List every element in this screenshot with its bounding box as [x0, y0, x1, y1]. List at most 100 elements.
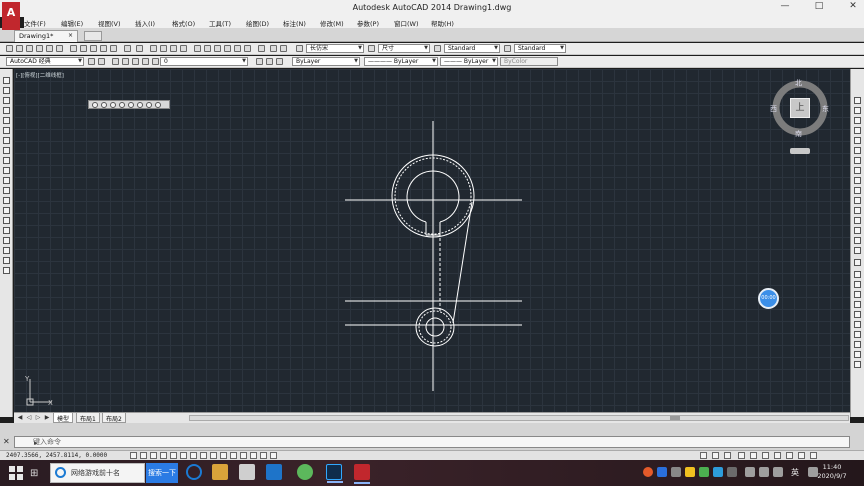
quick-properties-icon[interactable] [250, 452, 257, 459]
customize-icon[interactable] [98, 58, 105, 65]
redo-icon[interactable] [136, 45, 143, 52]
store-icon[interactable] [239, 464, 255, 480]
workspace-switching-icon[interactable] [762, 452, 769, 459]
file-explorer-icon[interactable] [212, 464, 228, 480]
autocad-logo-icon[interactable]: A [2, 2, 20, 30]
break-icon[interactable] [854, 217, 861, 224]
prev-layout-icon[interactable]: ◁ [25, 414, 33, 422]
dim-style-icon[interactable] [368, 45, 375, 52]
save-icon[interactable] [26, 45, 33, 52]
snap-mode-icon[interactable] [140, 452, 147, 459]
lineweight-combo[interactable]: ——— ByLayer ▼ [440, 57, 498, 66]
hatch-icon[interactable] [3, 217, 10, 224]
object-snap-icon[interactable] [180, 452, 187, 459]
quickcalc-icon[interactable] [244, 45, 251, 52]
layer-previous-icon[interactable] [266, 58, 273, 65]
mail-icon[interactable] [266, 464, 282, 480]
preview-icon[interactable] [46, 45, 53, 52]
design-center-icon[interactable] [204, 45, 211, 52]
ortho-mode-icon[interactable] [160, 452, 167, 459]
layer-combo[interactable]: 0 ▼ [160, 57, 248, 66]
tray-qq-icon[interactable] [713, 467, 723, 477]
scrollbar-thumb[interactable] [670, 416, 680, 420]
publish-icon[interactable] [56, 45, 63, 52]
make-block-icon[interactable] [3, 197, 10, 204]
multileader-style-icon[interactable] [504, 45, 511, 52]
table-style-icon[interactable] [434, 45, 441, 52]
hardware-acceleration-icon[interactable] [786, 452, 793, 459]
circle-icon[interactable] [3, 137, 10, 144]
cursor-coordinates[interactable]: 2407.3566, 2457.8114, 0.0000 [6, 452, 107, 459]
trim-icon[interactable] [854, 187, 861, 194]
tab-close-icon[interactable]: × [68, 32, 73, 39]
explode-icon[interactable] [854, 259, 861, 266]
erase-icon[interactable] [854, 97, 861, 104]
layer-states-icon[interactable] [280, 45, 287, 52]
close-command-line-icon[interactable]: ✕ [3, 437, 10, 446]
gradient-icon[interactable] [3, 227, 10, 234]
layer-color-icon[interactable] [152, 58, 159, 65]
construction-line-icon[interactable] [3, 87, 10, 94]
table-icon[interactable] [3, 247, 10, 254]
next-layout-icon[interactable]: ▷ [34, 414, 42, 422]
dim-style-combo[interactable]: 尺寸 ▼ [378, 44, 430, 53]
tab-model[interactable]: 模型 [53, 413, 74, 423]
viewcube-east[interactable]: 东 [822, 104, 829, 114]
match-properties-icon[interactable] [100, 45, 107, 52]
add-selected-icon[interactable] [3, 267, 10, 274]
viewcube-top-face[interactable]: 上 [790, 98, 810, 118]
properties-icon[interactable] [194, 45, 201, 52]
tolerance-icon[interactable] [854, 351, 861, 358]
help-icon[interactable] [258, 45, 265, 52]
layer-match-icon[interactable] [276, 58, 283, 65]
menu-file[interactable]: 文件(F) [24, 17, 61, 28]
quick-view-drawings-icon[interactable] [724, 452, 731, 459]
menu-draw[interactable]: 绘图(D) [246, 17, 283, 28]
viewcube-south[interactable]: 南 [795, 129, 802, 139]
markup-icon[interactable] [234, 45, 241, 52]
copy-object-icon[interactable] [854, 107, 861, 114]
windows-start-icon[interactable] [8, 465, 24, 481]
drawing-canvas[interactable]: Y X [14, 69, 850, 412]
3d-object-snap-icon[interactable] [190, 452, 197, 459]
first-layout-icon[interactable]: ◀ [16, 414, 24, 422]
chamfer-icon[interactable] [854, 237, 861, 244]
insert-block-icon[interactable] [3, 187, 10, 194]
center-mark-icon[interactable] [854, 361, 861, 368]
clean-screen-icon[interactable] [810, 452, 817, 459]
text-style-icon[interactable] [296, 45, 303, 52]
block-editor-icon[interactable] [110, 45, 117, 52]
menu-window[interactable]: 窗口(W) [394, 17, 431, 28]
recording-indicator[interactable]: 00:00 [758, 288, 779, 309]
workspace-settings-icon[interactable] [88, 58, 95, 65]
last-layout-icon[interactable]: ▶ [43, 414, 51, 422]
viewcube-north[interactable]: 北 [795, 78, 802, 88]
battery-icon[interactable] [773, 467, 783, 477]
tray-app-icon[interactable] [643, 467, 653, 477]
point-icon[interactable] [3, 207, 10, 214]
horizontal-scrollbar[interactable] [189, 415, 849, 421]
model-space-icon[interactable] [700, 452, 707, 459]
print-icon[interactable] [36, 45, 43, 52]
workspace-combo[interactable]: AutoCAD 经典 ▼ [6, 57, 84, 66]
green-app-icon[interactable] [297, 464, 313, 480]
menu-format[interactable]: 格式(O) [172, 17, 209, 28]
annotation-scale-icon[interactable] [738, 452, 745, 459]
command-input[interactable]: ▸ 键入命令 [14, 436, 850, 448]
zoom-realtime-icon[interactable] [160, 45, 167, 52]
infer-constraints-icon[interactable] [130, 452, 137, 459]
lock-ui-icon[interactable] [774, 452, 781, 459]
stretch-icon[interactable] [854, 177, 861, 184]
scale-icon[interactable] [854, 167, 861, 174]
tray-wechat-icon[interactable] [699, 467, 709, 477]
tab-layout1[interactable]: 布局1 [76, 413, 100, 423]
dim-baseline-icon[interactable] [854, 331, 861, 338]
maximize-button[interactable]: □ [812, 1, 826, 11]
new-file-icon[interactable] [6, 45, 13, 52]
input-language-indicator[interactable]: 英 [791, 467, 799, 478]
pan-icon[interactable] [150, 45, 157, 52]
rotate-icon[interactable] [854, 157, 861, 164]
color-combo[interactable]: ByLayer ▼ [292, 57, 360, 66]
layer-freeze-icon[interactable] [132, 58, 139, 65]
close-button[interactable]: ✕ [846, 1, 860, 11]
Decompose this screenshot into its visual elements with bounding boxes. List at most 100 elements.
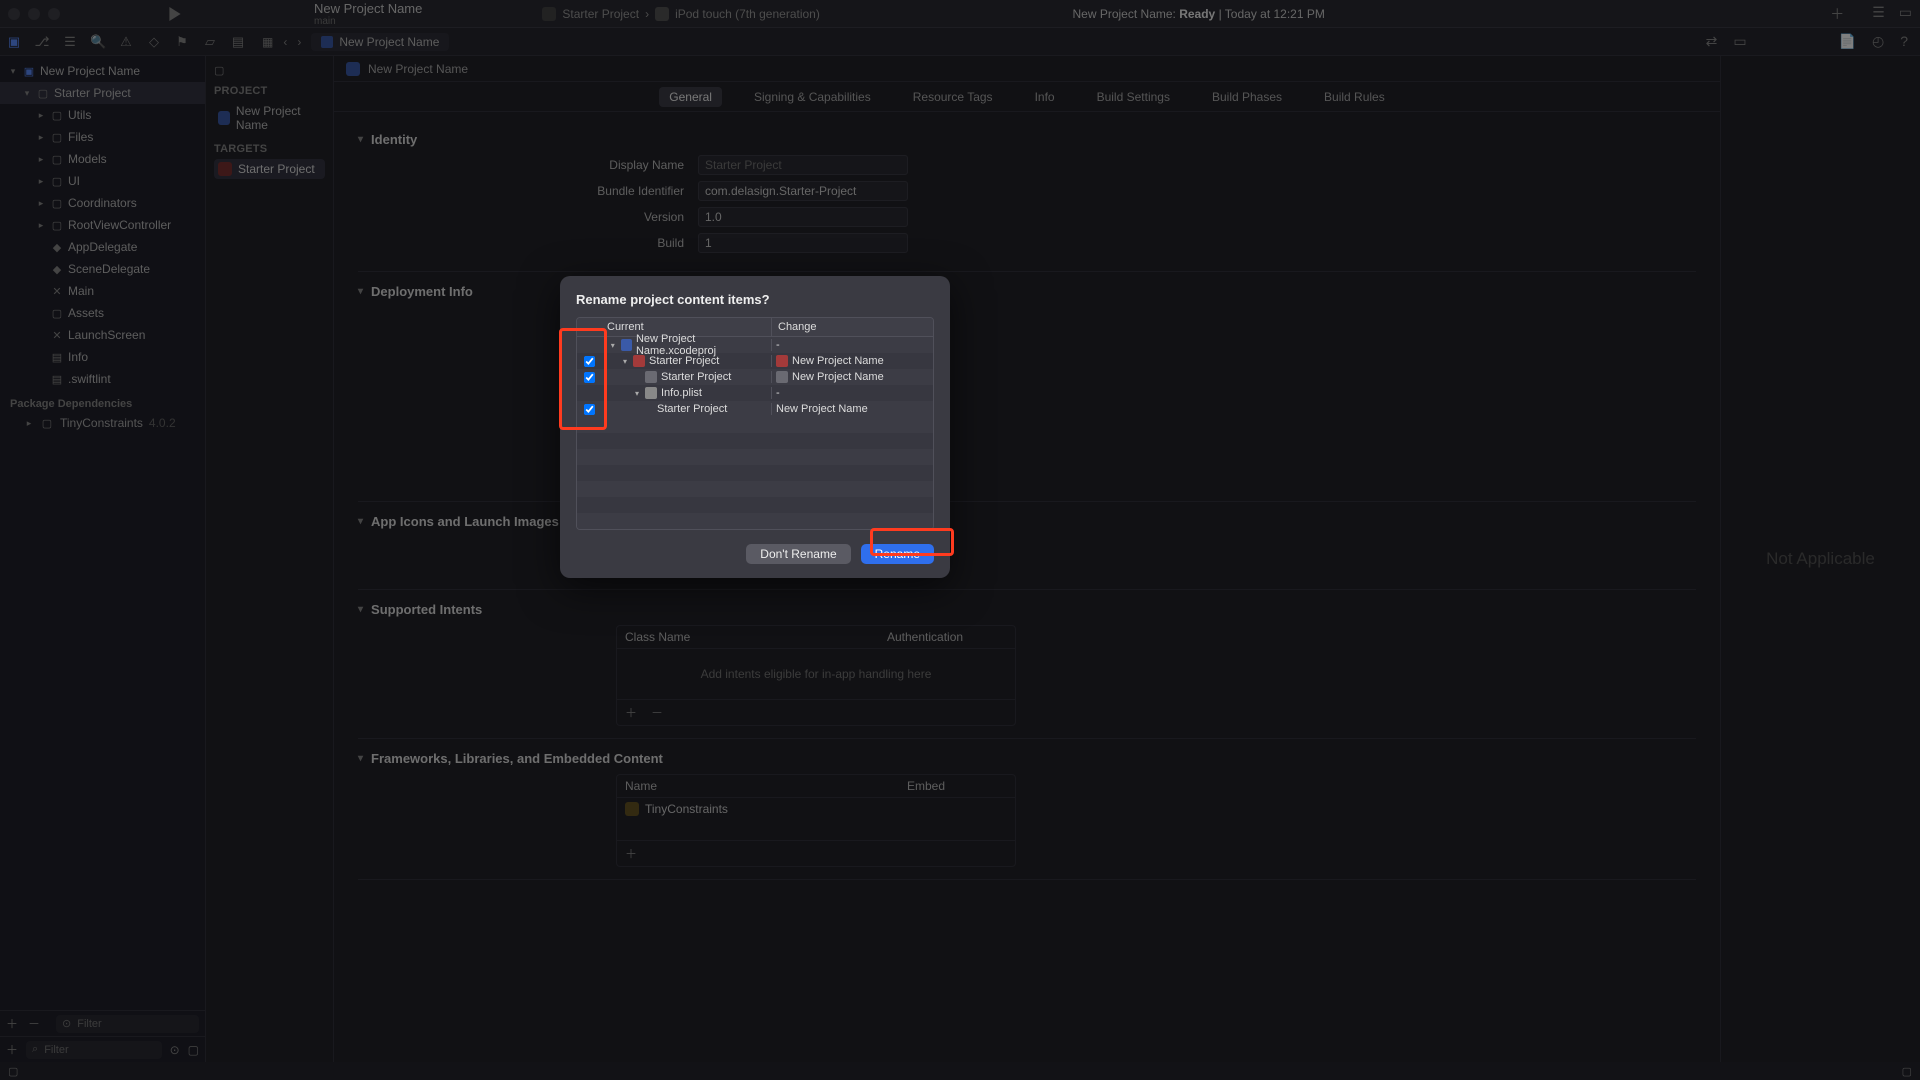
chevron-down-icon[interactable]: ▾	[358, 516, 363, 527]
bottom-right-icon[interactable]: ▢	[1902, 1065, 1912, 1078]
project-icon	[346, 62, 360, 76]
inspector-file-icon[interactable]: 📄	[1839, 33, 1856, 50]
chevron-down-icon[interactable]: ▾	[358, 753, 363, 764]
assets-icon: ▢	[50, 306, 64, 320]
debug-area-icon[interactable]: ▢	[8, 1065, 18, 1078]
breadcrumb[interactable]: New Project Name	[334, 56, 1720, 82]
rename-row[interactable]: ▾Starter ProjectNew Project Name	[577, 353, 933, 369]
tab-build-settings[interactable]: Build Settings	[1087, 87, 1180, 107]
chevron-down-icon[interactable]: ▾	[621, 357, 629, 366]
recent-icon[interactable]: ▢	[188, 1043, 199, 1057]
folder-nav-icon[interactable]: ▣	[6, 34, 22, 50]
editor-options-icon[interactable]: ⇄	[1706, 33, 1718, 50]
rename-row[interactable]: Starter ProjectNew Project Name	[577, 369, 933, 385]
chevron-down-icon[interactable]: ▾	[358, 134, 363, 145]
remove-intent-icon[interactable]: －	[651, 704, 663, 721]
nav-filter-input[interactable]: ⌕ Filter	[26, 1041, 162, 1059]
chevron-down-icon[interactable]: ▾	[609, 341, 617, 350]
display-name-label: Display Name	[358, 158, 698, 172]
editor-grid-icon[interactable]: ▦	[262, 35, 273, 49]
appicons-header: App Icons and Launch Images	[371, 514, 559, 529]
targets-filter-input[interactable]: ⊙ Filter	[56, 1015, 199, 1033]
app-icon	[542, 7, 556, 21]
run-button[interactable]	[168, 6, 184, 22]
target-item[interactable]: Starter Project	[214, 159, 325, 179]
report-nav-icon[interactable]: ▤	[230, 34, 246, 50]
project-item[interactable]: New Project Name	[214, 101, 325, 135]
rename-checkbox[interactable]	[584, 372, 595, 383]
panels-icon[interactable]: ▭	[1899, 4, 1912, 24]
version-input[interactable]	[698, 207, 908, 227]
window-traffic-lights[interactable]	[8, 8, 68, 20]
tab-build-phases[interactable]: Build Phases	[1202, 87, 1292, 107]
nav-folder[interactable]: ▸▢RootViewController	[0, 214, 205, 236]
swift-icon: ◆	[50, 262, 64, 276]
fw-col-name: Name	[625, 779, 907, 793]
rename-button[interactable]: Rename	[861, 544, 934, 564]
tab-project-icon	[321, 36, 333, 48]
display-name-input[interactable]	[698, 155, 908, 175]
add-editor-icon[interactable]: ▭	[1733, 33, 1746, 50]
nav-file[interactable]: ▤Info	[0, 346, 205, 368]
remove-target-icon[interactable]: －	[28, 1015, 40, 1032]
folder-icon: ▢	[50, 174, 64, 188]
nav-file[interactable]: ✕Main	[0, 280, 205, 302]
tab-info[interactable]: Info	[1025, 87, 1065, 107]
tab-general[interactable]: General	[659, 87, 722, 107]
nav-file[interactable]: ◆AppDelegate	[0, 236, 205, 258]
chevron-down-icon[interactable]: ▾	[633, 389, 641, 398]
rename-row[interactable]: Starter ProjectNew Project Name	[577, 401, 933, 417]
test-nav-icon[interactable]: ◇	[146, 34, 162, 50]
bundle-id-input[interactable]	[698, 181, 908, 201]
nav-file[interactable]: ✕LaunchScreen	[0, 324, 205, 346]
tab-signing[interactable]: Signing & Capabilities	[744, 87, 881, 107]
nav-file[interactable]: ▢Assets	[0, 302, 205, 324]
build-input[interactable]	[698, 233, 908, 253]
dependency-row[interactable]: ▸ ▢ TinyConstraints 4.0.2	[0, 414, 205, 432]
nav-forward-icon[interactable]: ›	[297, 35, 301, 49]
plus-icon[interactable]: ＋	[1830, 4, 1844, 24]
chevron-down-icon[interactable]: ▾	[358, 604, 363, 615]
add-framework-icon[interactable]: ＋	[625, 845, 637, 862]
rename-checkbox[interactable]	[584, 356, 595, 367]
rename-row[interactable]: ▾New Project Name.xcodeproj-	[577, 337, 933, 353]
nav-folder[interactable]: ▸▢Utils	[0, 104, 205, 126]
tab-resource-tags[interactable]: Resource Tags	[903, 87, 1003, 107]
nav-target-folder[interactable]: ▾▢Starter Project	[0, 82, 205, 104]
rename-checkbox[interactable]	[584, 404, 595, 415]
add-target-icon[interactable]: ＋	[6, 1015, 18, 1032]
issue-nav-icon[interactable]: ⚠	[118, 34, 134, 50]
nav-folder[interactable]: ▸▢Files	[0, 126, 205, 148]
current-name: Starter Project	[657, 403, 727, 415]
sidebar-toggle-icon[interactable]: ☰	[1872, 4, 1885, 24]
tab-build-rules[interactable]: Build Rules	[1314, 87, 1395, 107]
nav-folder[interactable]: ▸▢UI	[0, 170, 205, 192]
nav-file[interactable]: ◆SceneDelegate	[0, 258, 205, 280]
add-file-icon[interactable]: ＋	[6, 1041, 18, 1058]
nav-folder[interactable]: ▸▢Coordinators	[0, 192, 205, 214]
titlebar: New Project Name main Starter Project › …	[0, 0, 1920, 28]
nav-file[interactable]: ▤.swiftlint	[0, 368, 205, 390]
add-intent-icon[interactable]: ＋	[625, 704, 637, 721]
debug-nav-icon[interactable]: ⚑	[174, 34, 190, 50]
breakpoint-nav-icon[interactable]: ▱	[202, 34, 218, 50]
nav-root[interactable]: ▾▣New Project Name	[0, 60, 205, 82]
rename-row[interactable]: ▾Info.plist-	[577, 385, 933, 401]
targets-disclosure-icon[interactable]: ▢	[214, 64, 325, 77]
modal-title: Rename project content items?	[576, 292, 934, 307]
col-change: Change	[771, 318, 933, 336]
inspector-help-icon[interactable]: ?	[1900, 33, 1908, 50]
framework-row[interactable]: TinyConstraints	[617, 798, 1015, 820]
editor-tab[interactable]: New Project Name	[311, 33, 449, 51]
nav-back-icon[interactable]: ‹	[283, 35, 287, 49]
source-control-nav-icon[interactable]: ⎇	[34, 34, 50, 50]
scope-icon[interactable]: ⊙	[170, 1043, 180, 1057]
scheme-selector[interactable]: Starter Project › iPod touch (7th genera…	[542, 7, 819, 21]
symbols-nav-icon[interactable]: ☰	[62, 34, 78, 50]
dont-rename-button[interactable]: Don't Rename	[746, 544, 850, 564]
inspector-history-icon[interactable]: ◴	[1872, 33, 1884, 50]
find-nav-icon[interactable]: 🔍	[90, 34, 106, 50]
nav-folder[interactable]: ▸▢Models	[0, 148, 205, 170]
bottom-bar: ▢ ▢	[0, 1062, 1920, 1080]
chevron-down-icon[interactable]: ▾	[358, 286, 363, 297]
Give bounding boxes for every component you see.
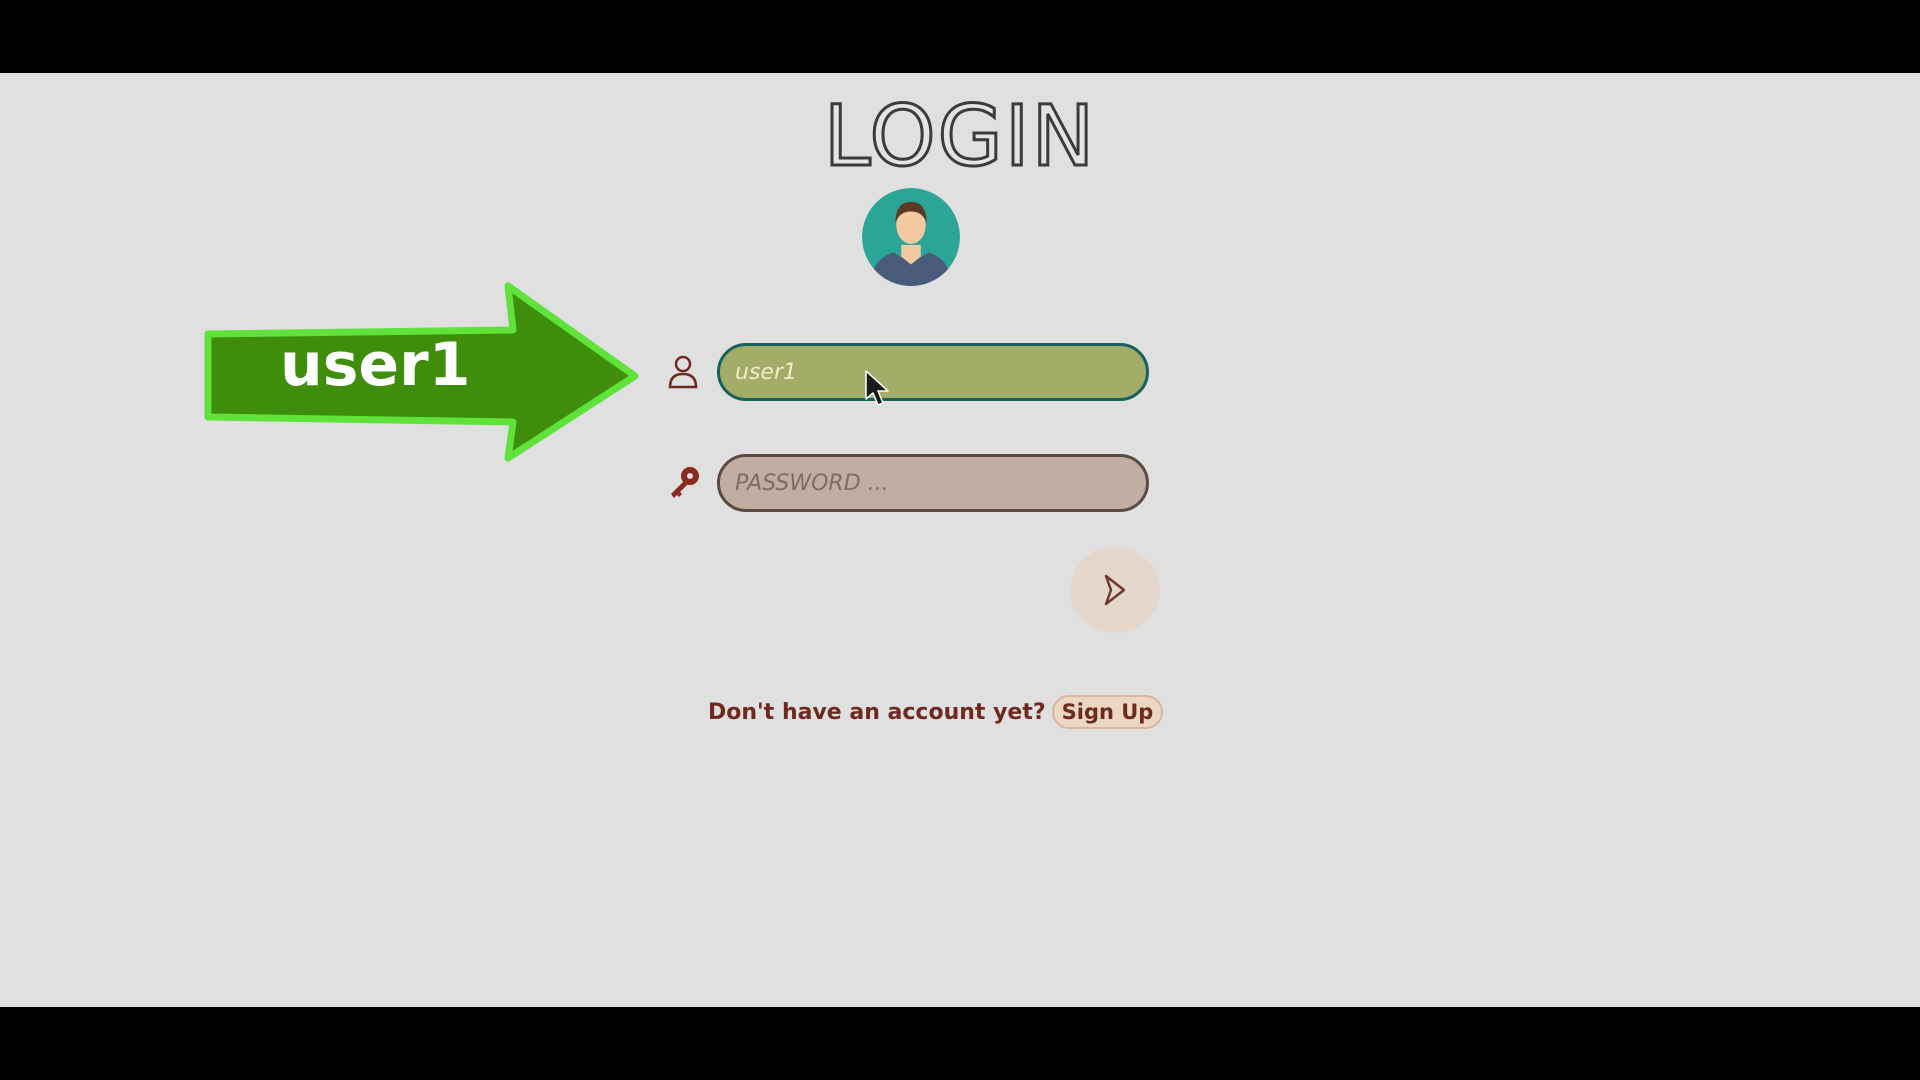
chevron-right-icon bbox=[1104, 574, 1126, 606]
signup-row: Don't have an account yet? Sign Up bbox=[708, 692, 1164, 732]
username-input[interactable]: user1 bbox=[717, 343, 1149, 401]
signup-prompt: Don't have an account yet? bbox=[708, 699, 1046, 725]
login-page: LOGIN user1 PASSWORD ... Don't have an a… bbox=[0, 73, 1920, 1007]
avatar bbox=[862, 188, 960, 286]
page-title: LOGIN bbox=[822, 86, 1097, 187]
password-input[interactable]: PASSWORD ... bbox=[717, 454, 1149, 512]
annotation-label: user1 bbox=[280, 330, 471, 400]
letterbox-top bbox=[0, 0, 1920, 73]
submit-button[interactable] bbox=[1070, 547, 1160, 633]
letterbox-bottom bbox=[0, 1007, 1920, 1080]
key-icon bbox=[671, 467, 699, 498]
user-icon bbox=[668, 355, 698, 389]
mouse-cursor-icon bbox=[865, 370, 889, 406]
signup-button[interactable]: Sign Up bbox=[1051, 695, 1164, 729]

※

### What needs to be done
Put everything from the line containing "516, 363, 527]" down to the line containing "33, 1746, 50]", both included, into a JSON list of strings with one string per line and blank lines omitted.

### Exercise response
[
  "chevron-down-icon[interactable]: ▾\t[358, 516, 363, 527]",
  "bottom-right-icon[interactable]: ▢\t[1902, 1065, 1912, 1078]",
  "project-icon\t[346, 62, 360, 76]",
  "inspector-file-icon[interactable]: 📄\t[1839, 33, 1856, 50]",
  "chevron-down-icon[interactable]: ▾\t[358, 753, 363, 764]",
  "assets-icon: ▢\t[50, 306, 64, 320]",
  "debug-area-icon[interactable]: ▢\t[8, 1065, 18, 1078]",
  "breadcrumb[interactable]: New Project Name\t[334, 56, 1720, 82]",
  "rename-row[interactable]: ▾Starter ProjectNew Project Name\t[577, 353, 933, 369]",
  "tab-build-settings[interactable]: Build Settings\t[1087, 87, 1180, 107]",
  "chevron-down-icon[interactable]: ▾\t[621, 357, 629, 366]",
  "recent-icon[interactable]: ▢\t[188, 1043, 199, 1057]",
  "folder-nav-icon[interactable]: ▣\t[6, 34, 22, 50]",
  "editor-options-icon[interactable]: ⇄\t[1706, 33, 1718, 50]",
  "rename-row[interactable]: Starter ProjectNew Project Name\t[577, 369, 933, 385]",
  "chevron-down-icon[interactable]: ▾\t[358, 134, 363, 145]",
  "remove-intent-icon[interactable]: －\t[651, 704, 663, 721]",
  "nav-filter-input[interactable]: ⌕ Filter\t[26, 1041, 162, 1059]",
  "chevron-down-icon[interactable]: ▾\t[609, 341, 617, 350]",
  "display-name-label: Display Name\t[358, 158, 698, 172]",
  "editor-grid-icon[interactable]: ▦\t[262, 35, 273, 49]",
  "appicons-header: App Icons and Launch Images\t[371, 514, 559, 529]",
  "targets-filter-input[interactable]: ⊙ Filter\t[56, 1015, 199, 1033]",
  "app-icon\t[542, 7, 556, 21]",
  "run-button[interactable]\t[168, 6, 184, 22]",
  "target-item[interactable]: Starter Project\t[214, 159, 325, 179]",
  "report-nav-icon[interactable]: ▤\t[230, 34, 246, 50]",
  "project-item[interactable]: New Project Name\t[214, 101, 325, 135]",
  "rename-checkbox[interactable]\t[584, 372, 595, 383]",
  "panels-icon[interactable]: ▭\t[1899, 4, 1912, 24]",
  "version-input[interactable]\t[698, 207, 908, 227]",
  "window-traffic-lights[interactable]\t[8, 8, 68, 20]",
  "tab-build-phases[interactable]: Build Phases\t[1202, 87, 1292, 107]",
  "nav-folder[interactable]: ▸▢RootViewController\t[0, 214, 205, 236]",
  "swift-icon: ◆\t[50, 262, 64, 276]",
  "fw-col-name: Name\t[625, 779, 907, 793]",
  "rename-button[interactable]: Rename\t[861, 544, 934, 564]",
  "tab-project-icon\t[321, 36, 333, 48]",
  "display-name-input[interactable]\t[698, 155, 908, 175]",
  "add-editor-icon[interactable]: ▭\t[1733, 33, 1746, 50]"
]